__Exercise brief__. Below are the records; copy each line in them that holds the word "History".

________________________

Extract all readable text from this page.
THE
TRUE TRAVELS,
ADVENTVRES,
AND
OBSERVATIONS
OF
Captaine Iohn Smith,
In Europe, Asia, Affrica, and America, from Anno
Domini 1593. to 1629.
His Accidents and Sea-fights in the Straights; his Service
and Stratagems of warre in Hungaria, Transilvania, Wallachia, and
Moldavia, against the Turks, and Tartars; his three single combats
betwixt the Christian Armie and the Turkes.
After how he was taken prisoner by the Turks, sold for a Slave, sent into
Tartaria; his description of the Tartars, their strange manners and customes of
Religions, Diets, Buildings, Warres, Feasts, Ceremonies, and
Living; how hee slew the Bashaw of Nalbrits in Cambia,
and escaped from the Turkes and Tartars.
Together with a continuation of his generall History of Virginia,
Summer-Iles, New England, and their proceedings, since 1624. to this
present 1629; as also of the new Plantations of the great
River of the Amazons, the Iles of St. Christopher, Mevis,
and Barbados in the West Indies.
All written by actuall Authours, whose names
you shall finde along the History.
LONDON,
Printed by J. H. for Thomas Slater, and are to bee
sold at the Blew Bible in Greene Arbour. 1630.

________________________

__Result below__.
Together with a continuation of his generall History of Virginia,
you shall finde along the History.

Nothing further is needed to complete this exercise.